───── DOCUMENT TEXT ─────
Closed istr closed 1 year ago
I can reproduce, but even stranger I'm seeing persistent changes on records that didn't have that problem the last time I used them. Still digging into it.
After some initial digging this seems to be related to the monitoring part of dyanmic records. If I push things with status: up
it'll get to a settled state and show no changes. When the records include health checks they seem to be persistently showing changes. My guess is that NS1 has changed some details about the health checks/api, but I haven't gotten far enough into things yet to know if that's true.
Yeah, the update is coming from _extra_changes
2023-03-28T07:55:32 [4644720128] INFO Ns1Provider[ns1] _extra_changes: monitor mis-match for a.exxampled.com - A - 1.1.1.1
Which is triggered when _monitor_is_match
returns False
:
Printing out the two
{'expected': {'active': True,
'config': {'connect_timeout': 2000,
'host': '1.1.1.1',
'port': 443,
'response_timeout': 10000,
'send': 'GET /_dns HTTP/1.0\\r\\nHost: '
'a.exxampled.com\\r\\nUser-agent: '
'NS1\\r\\n\\r\\n',
'ssl': True},
'frequency': 60,
'job_type': 'tcp',
'name': 'a.exxampled.com - A - 1.1.1.1',
'notes': 'host:a.exxampled.com type:A',
'policy': 'quorum',
'rapid_recheck': False,
'region_scope': 'fixed',
'regions': ['lga'],
'rules': [{'comparison': 'contains',
'key': 'output',
'value': '200 OK'}]},
'have': {'active': True,
'config': {'connect_timeout': 2000,
'host': '1.1.1.1',
'ipv6': False,
'port': 443,
'response_timeout': 10000,
'send': 'GET /_dns HTTP/1.0\\r\\nHost: '
'a.exxampled.com\\r\\nUser-agent: NS1\\r\\n\\r\\n',
'ssl': True,
'tls_add_verify': False},
'frequency': 60,
'id': '6422ff1c65f383007cace839',
'job_type': 'tcp',
'mute': False,
'name': 'a.exxampled.com - A - 1.1.1.1',
'notes': 'host:a.exxampled.com type:A',
'notify_delay': 0,
'notify_failback': True,
'notify_list': '62f29339f6491b0095148771',
'notify_regional': False,
'notify_repeat': 0,
'policy': 'quorum',
'rapid_recheck': False,
'region_scope': 'fixed',
'regions': ['lga'],
'rules': [{'comparison': 'contains',
'key': 'output',
'value': '200 OK'}],
'status': {'global': {'fail_set': ['lga'],
'since': 1680015196,
'status': 'down'},
'lga': {'fail_set': ['Failure for Rule: output contains '
'200 OK'],
'since': 1680015196,
'status': 'down'}}}}
{'have.get': {'connect_timeout': 2000,
'host': '1.1.1.1',
'ipv6': False,
'port': 443,
'response_timeout': 10000,
'send': 'GET /_dns HTTP/1.0\\r\\nHost: '
'a.exxampled.com\\r\\nUser-agent: NS1\\r\\n\\r\\n',
'ssl': True,
'tls_add_verify': False},
'k': 'config',
'mismatch': True,
'v': {'connect_timeout': 2000,
'host': '1.1.1.1',
'port': 443,
'response_timeout': 10000,
'send': 'GET /_dns HTTP/1.0\\r\\nHost: a.exxampled.com\\r\\nUser-agent: '
'NS1\\r\\n\\r\\n',
'ssl': True}}
Looks like they've added a new keys to the config
section: tls_add_verify
and ipv6
and the current method of comparison sees that as a diff.
─────
[TASKS]
1) Answer these questions about the NS1 monitor mismatch thread.
(a) With which status do pushed records reach a settled state and show no changes?
(b) Which method is the update coming from?
(c) Which two new keys have appeared in the config section?
2) Continue the thread about the NS1 monitor mismatch, picking up after its final sentence.
───── LISTING ─────
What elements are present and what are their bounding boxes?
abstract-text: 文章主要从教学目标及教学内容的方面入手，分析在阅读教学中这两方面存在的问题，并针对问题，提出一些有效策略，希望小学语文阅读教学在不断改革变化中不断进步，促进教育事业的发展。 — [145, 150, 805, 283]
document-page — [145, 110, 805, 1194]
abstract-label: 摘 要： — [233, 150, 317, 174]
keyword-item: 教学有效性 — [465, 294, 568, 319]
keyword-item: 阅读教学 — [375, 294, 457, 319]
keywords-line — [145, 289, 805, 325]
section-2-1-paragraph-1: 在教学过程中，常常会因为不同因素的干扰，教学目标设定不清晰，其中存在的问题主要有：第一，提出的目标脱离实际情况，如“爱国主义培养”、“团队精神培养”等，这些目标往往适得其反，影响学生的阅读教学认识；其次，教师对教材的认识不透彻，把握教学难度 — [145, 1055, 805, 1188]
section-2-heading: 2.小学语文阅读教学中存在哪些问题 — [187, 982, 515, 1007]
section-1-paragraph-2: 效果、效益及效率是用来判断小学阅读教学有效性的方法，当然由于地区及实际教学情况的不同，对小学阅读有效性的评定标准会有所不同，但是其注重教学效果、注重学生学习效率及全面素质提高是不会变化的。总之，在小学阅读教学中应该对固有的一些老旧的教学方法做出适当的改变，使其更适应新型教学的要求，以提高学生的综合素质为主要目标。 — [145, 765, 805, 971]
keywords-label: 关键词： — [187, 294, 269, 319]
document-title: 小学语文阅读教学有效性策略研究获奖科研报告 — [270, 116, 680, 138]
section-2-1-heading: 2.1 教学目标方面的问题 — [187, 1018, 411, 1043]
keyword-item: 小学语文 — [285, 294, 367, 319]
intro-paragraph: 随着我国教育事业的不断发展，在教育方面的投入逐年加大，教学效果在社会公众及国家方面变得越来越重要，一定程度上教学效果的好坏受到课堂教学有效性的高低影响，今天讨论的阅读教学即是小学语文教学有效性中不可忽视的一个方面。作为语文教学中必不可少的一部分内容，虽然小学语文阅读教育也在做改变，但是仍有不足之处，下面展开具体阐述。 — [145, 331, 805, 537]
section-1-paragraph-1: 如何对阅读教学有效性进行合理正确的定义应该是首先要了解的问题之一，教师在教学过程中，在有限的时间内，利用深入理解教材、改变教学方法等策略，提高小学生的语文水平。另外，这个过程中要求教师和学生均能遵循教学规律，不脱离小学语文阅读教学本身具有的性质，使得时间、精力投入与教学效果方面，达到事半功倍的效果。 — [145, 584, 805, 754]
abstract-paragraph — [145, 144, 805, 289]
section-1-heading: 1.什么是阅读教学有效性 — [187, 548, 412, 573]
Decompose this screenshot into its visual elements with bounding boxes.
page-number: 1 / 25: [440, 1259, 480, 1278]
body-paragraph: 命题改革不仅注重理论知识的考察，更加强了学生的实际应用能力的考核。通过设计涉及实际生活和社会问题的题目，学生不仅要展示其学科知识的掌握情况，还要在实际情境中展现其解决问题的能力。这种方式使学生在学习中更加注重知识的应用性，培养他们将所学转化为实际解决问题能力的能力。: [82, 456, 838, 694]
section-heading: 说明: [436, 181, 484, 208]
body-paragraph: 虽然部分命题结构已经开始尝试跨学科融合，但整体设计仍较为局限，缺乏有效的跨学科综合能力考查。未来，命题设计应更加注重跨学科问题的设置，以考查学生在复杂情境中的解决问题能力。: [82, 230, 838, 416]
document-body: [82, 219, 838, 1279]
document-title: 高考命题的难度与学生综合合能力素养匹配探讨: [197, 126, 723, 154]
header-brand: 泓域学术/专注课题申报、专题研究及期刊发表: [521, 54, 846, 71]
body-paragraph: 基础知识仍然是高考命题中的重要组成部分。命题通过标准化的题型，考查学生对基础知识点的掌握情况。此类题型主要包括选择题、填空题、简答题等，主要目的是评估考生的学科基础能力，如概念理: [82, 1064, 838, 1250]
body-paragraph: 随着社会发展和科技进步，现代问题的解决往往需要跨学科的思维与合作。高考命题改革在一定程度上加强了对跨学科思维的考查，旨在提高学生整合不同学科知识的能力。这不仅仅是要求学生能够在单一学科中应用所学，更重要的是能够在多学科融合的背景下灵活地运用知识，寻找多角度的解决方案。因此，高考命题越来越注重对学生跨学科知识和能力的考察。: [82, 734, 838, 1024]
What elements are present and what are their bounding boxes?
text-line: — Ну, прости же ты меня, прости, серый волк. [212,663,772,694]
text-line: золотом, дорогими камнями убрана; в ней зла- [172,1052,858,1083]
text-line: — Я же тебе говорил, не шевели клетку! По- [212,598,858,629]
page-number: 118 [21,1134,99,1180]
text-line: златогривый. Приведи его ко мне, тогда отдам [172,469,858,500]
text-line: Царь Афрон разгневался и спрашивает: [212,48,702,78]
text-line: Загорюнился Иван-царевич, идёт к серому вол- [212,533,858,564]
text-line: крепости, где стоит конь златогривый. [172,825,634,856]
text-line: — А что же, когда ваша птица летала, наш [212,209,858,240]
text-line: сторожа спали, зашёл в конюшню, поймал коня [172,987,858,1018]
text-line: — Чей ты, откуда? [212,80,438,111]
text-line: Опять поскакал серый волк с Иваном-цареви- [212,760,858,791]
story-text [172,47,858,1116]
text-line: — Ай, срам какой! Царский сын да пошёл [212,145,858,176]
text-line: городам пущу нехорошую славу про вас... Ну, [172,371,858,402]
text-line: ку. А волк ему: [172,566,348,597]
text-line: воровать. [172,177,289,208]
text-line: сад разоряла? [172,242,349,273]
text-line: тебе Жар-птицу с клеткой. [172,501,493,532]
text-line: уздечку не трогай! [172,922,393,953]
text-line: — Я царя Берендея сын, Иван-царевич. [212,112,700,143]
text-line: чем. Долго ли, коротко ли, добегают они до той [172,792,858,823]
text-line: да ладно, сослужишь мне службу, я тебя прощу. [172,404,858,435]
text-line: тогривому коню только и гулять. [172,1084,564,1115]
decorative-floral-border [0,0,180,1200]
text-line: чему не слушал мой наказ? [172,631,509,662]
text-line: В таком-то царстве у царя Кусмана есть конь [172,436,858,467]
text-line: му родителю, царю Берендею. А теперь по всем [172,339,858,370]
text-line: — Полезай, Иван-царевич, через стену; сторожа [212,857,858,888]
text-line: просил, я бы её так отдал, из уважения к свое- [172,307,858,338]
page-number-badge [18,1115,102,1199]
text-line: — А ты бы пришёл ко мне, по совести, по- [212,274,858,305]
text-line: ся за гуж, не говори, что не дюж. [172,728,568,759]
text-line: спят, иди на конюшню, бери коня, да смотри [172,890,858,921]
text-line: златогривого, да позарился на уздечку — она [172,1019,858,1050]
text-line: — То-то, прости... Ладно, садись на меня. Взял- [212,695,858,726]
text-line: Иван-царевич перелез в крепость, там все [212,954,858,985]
─────
[TASK-BY-TASK RESULTS]
1)
(a) status: up
(b) _extra_changes
(c) tls_add_verify and ipv6

2)
Working on a PR/solution now.
The order of the pools and rules does not affect the detection of changes.
(not directly related to the issue, but to clarify)
The order of rules
does matter and should be preserved. They are intended to be applied in the order listed. That allows targeting sub-locations within a larger geo, e.g. rule 0 sends EU-ES to a pool in Spain and then rule 1 sends the rest of EU to a pool in Germany.
I originally ran through options to try and automagically sort the rules, but quickly realized that there could be conflicts that couldn't be resolved, e.g.
- geos: [NA-US, EU]
pool: eu
- goes: [EU-ES, NA]
pool: na
That config doesn't make sense and EU-ES
would not be sent to na as things currently work, but if automagically sorted which one would come first and thus which geo wouldn't get targeted?
The new validations in https://github.com/octodns/octodns/issues/989 which warn users about this sort of problem, but I still think explicit ordering is preferable.
pools are a dictionary so their order doesn't matter, octoDNS's preferred order is sorted keys.
I've reproduced the problem, even when running on the branch in https://github.com/octodns/octodns-ns1/pull/39, but it seems to happen regardless of whether or not I set enforce_order
.
I'm seeing a diff both in the pool order and rule order. They're actually coming from 2 different things.
This one is an issue, but I believe should be solved in octoDNS core. It should persistently order the pools internally so that variation in their order don't matter, the way it already deals with differences in case, idna, etc.
This is happening b/c the catch-all rule isn't the last rule in the chain. https://github.com/octodns/octodns/issues/989 will warn about this issue in the near future so there's not anything to fix.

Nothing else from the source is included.